**Dataset extract**
— BEGIN —

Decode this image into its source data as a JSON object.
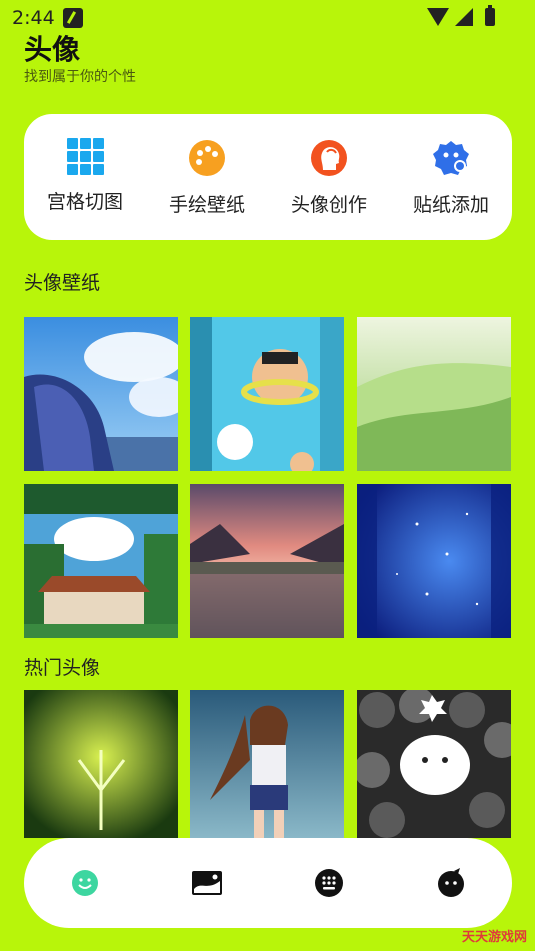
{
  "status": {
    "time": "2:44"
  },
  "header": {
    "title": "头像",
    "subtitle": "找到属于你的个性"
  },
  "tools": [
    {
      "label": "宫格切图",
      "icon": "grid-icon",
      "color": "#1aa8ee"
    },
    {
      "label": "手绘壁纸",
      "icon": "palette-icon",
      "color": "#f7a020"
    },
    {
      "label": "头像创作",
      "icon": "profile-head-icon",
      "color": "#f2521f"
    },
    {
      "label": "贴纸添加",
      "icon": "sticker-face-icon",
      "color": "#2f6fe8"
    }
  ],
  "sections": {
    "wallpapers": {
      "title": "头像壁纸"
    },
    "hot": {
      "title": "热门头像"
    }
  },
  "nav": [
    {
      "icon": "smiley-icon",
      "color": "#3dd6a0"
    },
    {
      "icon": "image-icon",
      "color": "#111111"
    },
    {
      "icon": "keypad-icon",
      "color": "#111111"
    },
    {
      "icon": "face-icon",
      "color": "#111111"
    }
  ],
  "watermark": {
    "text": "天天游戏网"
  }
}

— END —

**Task requirements**
State how many lines of the listing include the word "face". Reply with the number alone.

**The reply**
2